━━━ Given records

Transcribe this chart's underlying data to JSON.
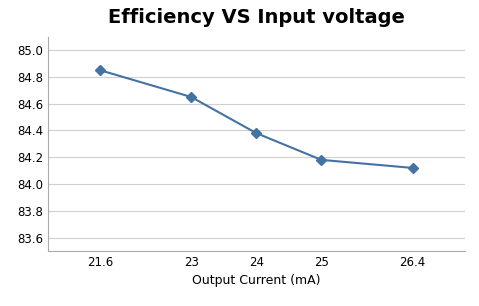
{
  "title": "Efficiency VS Input voltage",
  "xlabel": "Output Current (mA)",
  "x": [
    21.6,
    23,
    24,
    25,
    26.4
  ],
  "y": [
    84.85,
    84.65,
    84.38,
    84.18,
    84.12
  ],
  "xticks": [
    21.6,
    23,
    24,
    25,
    26.4
  ],
  "yticks": [
    83.6,
    83.8,
    84.0,
    84.2,
    84.4,
    84.6,
    84.8,
    85.0
  ],
  "ylim": [
    83.5,
    85.1
  ],
  "xlim": [
    20.8,
    27.2
  ],
  "line_color": "#4472a4",
  "marker": "D",
  "marker_color": "#4472a4",
  "marker_size": 5,
  "background_color": "#ffffff",
  "plot_bg_color": "#ffffff",
  "grid_color": "#d0d0d0",
  "title_fontsize": 14,
  "label_fontsize": 9,
  "tick_fontsize": 8.5
}
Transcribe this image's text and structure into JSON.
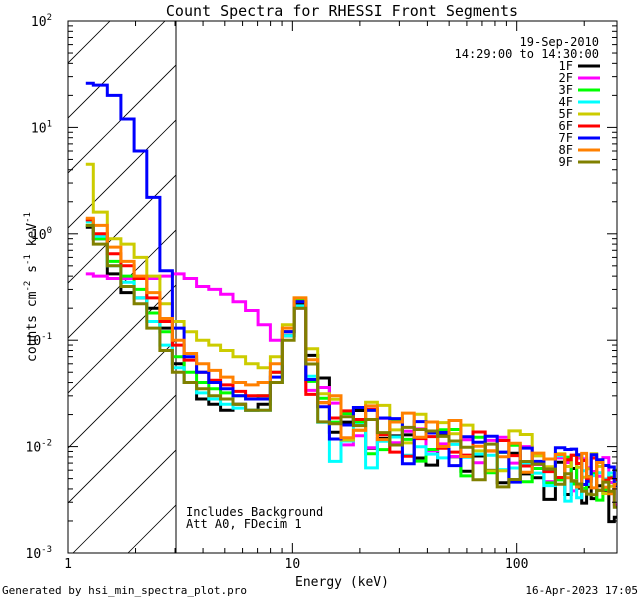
{
  "chart_data": {
    "type": "line",
    "title": "Count Spectra for RHESSI Front Segments",
    "xlabel": "Energy (keV)",
    "ylabel_parts": {
      "base": "counts cm",
      "sup1": "-2",
      "mid1": " s",
      "sup2": "-1",
      "mid2": " keV",
      "sup3": "-1"
    },
    "xscale": "log",
    "yscale": "log",
    "xlim": [
      1,
      280
    ],
    "ylim": [
      0.001,
      100
    ],
    "x_tick_labels": [
      {
        "value": 1,
        "label": "1"
      },
      {
        "value": 10,
        "label": "10"
      },
      {
        "value": 100,
        "label": "100"
      }
    ],
    "y_tick_labels": [
      {
        "value": 0.001,
        "base": "10",
        "exp": "-3"
      },
      {
        "value": 0.01,
        "base": "10",
        "exp": "-2"
      },
      {
        "value": 0.1,
        "base": "10",
        "exp": "-1"
      },
      {
        "value": 1,
        "base": "10",
        "exp": "0"
      },
      {
        "value": 10,
        "base": "10",
        "exp": "1"
      },
      {
        "value": 100,
        "base": "10",
        "exp": "2"
      }
    ],
    "date": "19-Sep-2010",
    "time_range": "14:29:00 to 14:30:00",
    "excluded_region_keV": [
      1,
      3
    ],
    "annotations": [
      "Includes Background",
      "Att A0, FDecim 1"
    ],
    "series": [
      {
        "name": "1F",
        "color": "#000000",
        "values": [
          1.15,
          0.9,
          0.42,
          0.28,
          0.25,
          0.2,
          0.13,
          0.06,
          0.04,
          0.028,
          0.025,
          0.022,
          0.025,
          0.022,
          0.025,
          0.04,
          0.11,
          0.22,
          0.05,
          0.03,
          0.022,
          0.018,
          0.015,
          0.014,
          0.013,
          0.012,
          0.011,
          0.01,
          0.01,
          0.009,
          0.0085,
          0.008,
          0.0078,
          0.0072,
          0.007,
          0.0068,
          0.0065,
          0.006,
          0.0055,
          0.005,
          0.0048,
          0.0045,
          0.0042,
          0.004,
          0.0038,
          0.0036,
          0.0034,
          0.0032,
          0.0031,
          0.003
        ]
      },
      {
        "name": "2F",
        "color": "#ff00ff",
        "values": [
          0.42,
          0.4,
          0.38,
          0.38,
          0.38,
          0.38,
          0.4,
          0.42,
          0.38,
          0.32,
          0.3,
          0.27,
          0.23,
          0.19,
          0.14,
          0.1,
          0.12,
          0.2,
          0.05,
          0.026,
          0.02,
          0.017,
          0.016,
          0.015,
          0.014,
          0.014,
          0.013,
          0.012,
          0.012,
          0.011,
          0.011,
          0.01,
          0.0095,
          0.009,
          0.0088,
          0.0085,
          0.008,
          0.0078,
          0.0075,
          0.0072,
          0.007,
          0.0068,
          0.0065,
          0.0062,
          0.006,
          0.0058,
          0.0055,
          0.0052,
          0.005,
          0.0048
        ]
      },
      {
        "name": "3F",
        "color": "#00ff00",
        "values": [
          1.2,
          0.9,
          0.55,
          0.4,
          0.3,
          0.18,
          0.12,
          0.07,
          0.05,
          0.04,
          0.035,
          0.032,
          0.03,
          0.028,
          0.03,
          0.05,
          0.12,
          0.24,
          0.045,
          0.022,
          0.018,
          0.016,
          0.015,
          0.014,
          0.013,
          0.012,
          0.012,
          0.011,
          0.011,
          0.01,
          0.0095,
          0.009,
          0.0085,
          0.008,
          0.0078,
          0.0075,
          0.0072,
          0.007,
          0.0068,
          0.0065,
          0.0062,
          0.006,
          0.0058,
          0.0055,
          0.0052,
          0.005,
          0.0048,
          0.0045,
          0.0043,
          0.0041
        ]
      },
      {
        "name": "4F",
        "color": "#00ffff",
        "values": [
          1.3,
          0.95,
          0.5,
          0.35,
          0.25,
          0.15,
          0.09,
          0.055,
          0.04,
          0.032,
          0.028,
          0.025,
          0.023,
          0.022,
          0.022,
          0.04,
          0.11,
          0.21,
          0.04,
          0.014,
          0.012,
          0.012,
          0.011,
          0.011,
          0.01,
          0.01,
          0.0095,
          0.009,
          0.009,
          0.0085,
          0.008,
          0.0078,
          0.0075,
          0.0072,
          0.007,
          0.0068,
          0.0065,
          0.0062,
          0.006,
          0.0058,
          0.0055,
          0.0052,
          0.005,
          0.0048,
          0.0046,
          0.0044,
          0.0042,
          0.004,
          0.0038,
          0.0036
        ]
      },
      {
        "name": "5F",
        "color": "#cccc00",
        "values": [
          4.5,
          1.6,
          0.9,
          0.8,
          0.6,
          0.4,
          0.22,
          0.15,
          0.12,
          0.1,
          0.09,
          0.08,
          0.07,
          0.06,
          0.055,
          0.07,
          0.14,
          0.25,
          0.06,
          0.028,
          0.022,
          0.019,
          0.018,
          0.017,
          0.016,
          0.015,
          0.014,
          0.013,
          0.013,
          0.012,
          0.012,
          0.011,
          0.011,
          0.01,
          0.0098,
          0.0095,
          0.009,
          0.0088,
          0.0085,
          0.008,
          0.0078,
          0.0075,
          0.0072,
          0.007,
          0.0068,
          0.0065,
          0.0062,
          0.006,
          0.0055,
          0.005
        ]
      },
      {
        "name": "6F",
        "color": "#ff0000",
        "values": [
          1.35,
          1.0,
          0.65,
          0.5,
          0.38,
          0.25,
          0.15,
          0.09,
          0.065,
          0.05,
          0.042,
          0.038,
          0.033,
          0.03,
          0.03,
          0.05,
          0.12,
          0.23,
          0.05,
          0.025,
          0.02,
          0.017,
          0.016,
          0.015,
          0.014,
          0.013,
          0.012,
          0.012,
          0.011,
          0.011,
          0.01,
          0.0095,
          0.009,
          0.0088,
          0.0085,
          0.008,
          0.0078,
          0.0075,
          0.0072,
          0.007,
          0.0068,
          0.0065,
          0.0062,
          0.006,
          0.0058,
          0.0055,
          0.0052,
          0.005,
          0.0048,
          0.0046
        ]
      },
      {
        "name": "7F",
        "color": "#0000ff",
        "values": [
          26,
          25,
          20,
          12,
          6,
          2.2,
          0.45,
          0.13,
          0.07,
          0.05,
          0.04,
          0.035,
          0.03,
          0.028,
          0.028,
          0.045,
          0.12,
          0.23,
          0.05,
          0.025,
          0.02,
          0.017,
          0.016,
          0.015,
          0.014,
          0.013,
          0.012,
          0.012,
          0.011,
          0.01,
          0.0098,
          0.0095,
          0.009,
          0.0085,
          0.0082,
          0.008,
          0.0078,
          0.0075,
          0.0072,
          0.007,
          0.0068,
          0.0065,
          0.0062,
          0.006,
          0.0058,
          0.0055,
          0.0052,
          0.005,
          0.0048,
          0.0046
        ]
      },
      {
        "name": "8F",
        "color": "#ff8000",
        "values": [
          1.4,
          1.2,
          0.75,
          0.55,
          0.4,
          0.28,
          0.16,
          0.1,
          0.075,
          0.06,
          0.052,
          0.045,
          0.04,
          0.038,
          0.04,
          0.06,
          0.13,
          0.25,
          0.06,
          0.03,
          0.024,
          0.02,
          0.018,
          0.017,
          0.016,
          0.015,
          0.014,
          0.014,
          0.013,
          0.012,
          0.012,
          0.011,
          0.011,
          0.01,
          0.0098,
          0.0095,
          0.009,
          0.0088,
          0.0085,
          0.008,
          0.0078,
          0.0075,
          0.0072,
          0.007,
          0.0068,
          0.0065,
          0.0062,
          0.006,
          0.0058,
          0.0055
        ]
      },
      {
        "name": "9F",
        "color": "#808000",
        "values": [
          1.2,
          0.8,
          0.5,
          0.32,
          0.22,
          0.13,
          0.08,
          0.05,
          0.04,
          0.035,
          0.03,
          0.028,
          0.025,
          0.022,
          0.022,
          0.04,
          0.1,
          0.2,
          0.045,
          0.022,
          0.018,
          0.015,
          0.014,
          0.013,
          0.012,
          0.012,
          0.011,
          0.011,
          0.01,
          0.0095,
          0.009,
          0.0085,
          0.008,
          0.0078,
          0.0075,
          0.0072,
          0.007,
          0.0068,
          0.0065,
          0.0062,
          0.006,
          0.0058,
          0.0055,
          0.0052,
          0.005,
          0.0048,
          0.0046,
          0.0044,
          0.0042,
          0.004
        ]
      }
    ],
    "energy_keV": [
      1.2,
      1.4,
      1.6,
      1.85,
      2.1,
      2.4,
      2.75,
      3.1,
      3.5,
      4.0,
      4.5,
      5.1,
      5.8,
      6.6,
      7.5,
      8.5,
      9.6,
      10.8,
      12.2,
      13.8,
      15.5,
      17.5,
      20,
      22.5,
      25.5,
      29,
      33,
      37,
      42,
      47,
      53,
      60,
      68,
      77,
      87,
      98,
      110,
      125,
      140,
      158,
      170,
      180,
      190,
      200,
      210,
      220,
      235,
      250,
      265,
      280
    ]
  },
  "footer": {
    "left": "Generated by hsi_min_spectra_plot.pro",
    "right": "16-Apr-2023 17:05"
  }
}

━━━━━━

_Aim:_ Take every line that includes the string "this" and copy it.

_Result of the task:_
Transcribe this chart's underlying data to JSON.
Transcribe this image's text and structure into JSON.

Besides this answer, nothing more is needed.